(Saved entries)
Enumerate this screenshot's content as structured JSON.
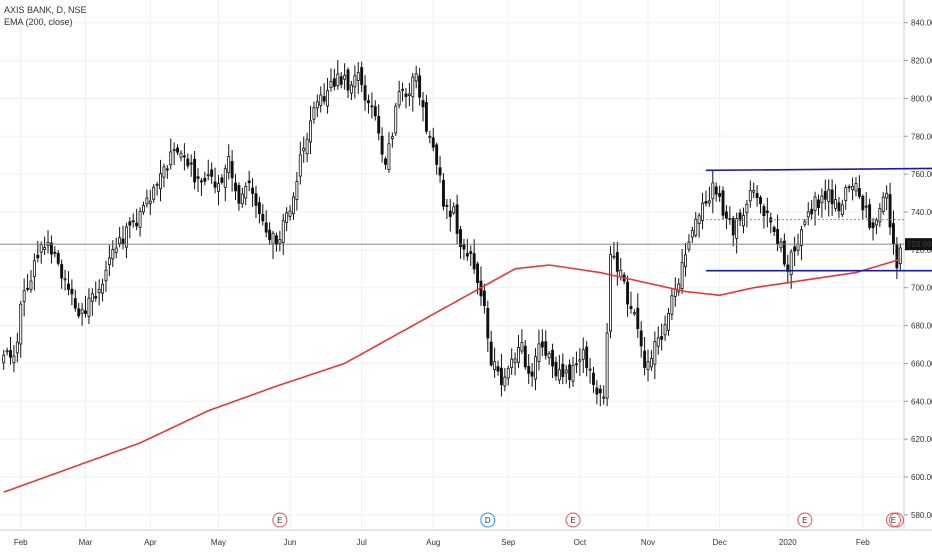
{
  "legend": {
    "symbol_line": "AXIS BANK, D, NSE",
    "indicator_line": "EMA (200, close)"
  },
  "chart_data": {
    "type": "candlestick",
    "x_ticks": [
      "Feb",
      "Mar",
      "Apr",
      "May",
      "Jun",
      "Jul",
      "Aug",
      "Sep",
      "Oct",
      "Nov",
      "Dec",
      "2020",
      "Feb"
    ],
    "y_ticks": [
      "580.00",
      "600.00",
      "620.00",
      "640.00",
      "660.00",
      "680.00",
      "700.00",
      "720.00",
      "740.00",
      "760.00",
      "780.00",
      "800.00",
      "820.00",
      "840.00"
    ],
    "ylim": [
      572,
      852
    ],
    "last_price": "723.00",
    "trading_days": 264,
    "close_anchors": [
      [
        0,
        665
      ],
      [
        3,
        660
      ],
      [
        5,
        690
      ],
      [
        10,
        720
      ],
      [
        13,
        728
      ],
      [
        16,
        712
      ],
      [
        19,
        697
      ],
      [
        22,
        688
      ],
      [
        25,
        692
      ],
      [
        28,
        700
      ],
      [
        31,
        718
      ],
      [
        35,
        728
      ],
      [
        39,
        735
      ],
      [
        43,
        748
      ],
      [
        47,
        762
      ],
      [
        50,
        775
      ],
      [
        53,
        768
      ],
      [
        57,
        758
      ],
      [
        61,
        755
      ],
      [
        64,
        760
      ],
      [
        66,
        768
      ],
      [
        69,
        745
      ],
      [
        72,
        755
      ],
      [
        74,
        740
      ],
      [
        77,
        728
      ],
      [
        80,
        722
      ],
      [
        83,
        738
      ],
      [
        86,
        760
      ],
      [
        89,
        782
      ],
      [
        92,
        795
      ],
      [
        95,
        802
      ],
      [
        98,
        812
      ],
      [
        101,
        808
      ],
      [
        104,
        810
      ],
      [
        106,
        800
      ],
      [
        109,
        787
      ],
      [
        112,
        768
      ],
      [
        114,
        782
      ],
      [
        116,
        800
      ],
      [
        119,
        806
      ],
      [
        121,
        812
      ],
      [
        123,
        795
      ],
      [
        126,
        770
      ],
      [
        129,
        748
      ],
      [
        132,
        738
      ],
      [
        134,
        724
      ],
      [
        137,
        716
      ],
      [
        139,
        706
      ],
      [
        141,
        686
      ],
      [
        143,
        664
      ],
      [
        146,
        652
      ],
      [
        149,
        665
      ],
      [
        152,
        667
      ],
      [
        155,
        655
      ],
      [
        158,
        672
      ],
      [
        161,
        660
      ],
      [
        164,
        650
      ],
      [
        167,
        658
      ],
      [
        170,
        668
      ],
      [
        172,
        655
      ],
      [
        174,
        645
      ],
      [
        176,
        640
      ],
      [
        178,
        718
      ],
      [
        180,
        712
      ],
      [
        182,
        700
      ],
      [
        185,
        682
      ],
      [
        188,
        662
      ],
      [
        191,
        668
      ],
      [
        194,
        682
      ],
      [
        197,
        700
      ],
      [
        200,
        715
      ],
      [
        203,
        732
      ],
      [
        206,
        748
      ],
      [
        209,
        752
      ],
      [
        212,
        738
      ],
      [
        214,
        728
      ],
      [
        217,
        742
      ],
      [
        219,
        756
      ],
      [
        222,
        745
      ],
      [
        225,
        732
      ],
      [
        228,
        722
      ],
      [
        230,
        712
      ],
      [
        233,
        725
      ],
      [
        236,
        742
      ],
      [
        239,
        745
      ],
      [
        242,
        752
      ],
      [
        245,
        738
      ],
      [
        247,
        755
      ],
      [
        250,
        758
      ],
      [
        253,
        738
      ],
      [
        255,
        728
      ],
      [
        257,
        742
      ],
      [
        259,
        748
      ],
      [
        261,
        722
      ],
      [
        262,
        712
      ],
      [
        263,
        723
      ]
    ],
    "ema_anchors": [
      [
        0,
        592
      ],
      [
        20,
        605
      ],
      [
        40,
        618
      ],
      [
        60,
        635
      ],
      [
        80,
        648
      ],
      [
        100,
        660
      ],
      [
        120,
        680
      ],
      [
        140,
        700
      ],
      [
        150,
        710
      ],
      [
        160,
        712
      ],
      [
        175,
        708
      ],
      [
        190,
        702
      ],
      [
        200,
        698
      ],
      [
        210,
        696
      ],
      [
        220,
        700
      ],
      [
        235,
        704
      ],
      [
        250,
        708
      ],
      [
        263,
        715
      ]
    ],
    "lines": [
      {
        "name": "channel-top",
        "x_day": [
          206,
          263
        ],
        "y": [
          762,
          763
        ],
        "color": "#1a1aa8"
      },
      {
        "name": "channel-bottom",
        "x_day": [
          206,
          263
        ],
        "y": [
          709,
          709
        ],
        "color": "#1a1aa8"
      }
    ],
    "events": [
      {
        "day": 81,
        "label": "E",
        "color": "#e05555"
      },
      {
        "day": 142,
        "label": "D",
        "color": "#2196f3"
      },
      {
        "day": 167,
        "label": "E",
        "color": "#e05555"
      },
      {
        "day": 235,
        "label": "E",
        "color": "#e05555"
      },
      {
        "day": 261,
        "label": "E",
        "color": "#e05555"
      }
    ],
    "colors": {
      "candle": "#111111",
      "ema": "#e53935",
      "price_line": "#777777",
      "price_tag": "#111111",
      "dotted": "#42a5f5",
      "grid": "#f0f0f0"
    }
  }
}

Exercise goal: Extract every line above that contains the word "channel".

Correct result:
        "name": "channel-top",
        "name": "channel-bottom",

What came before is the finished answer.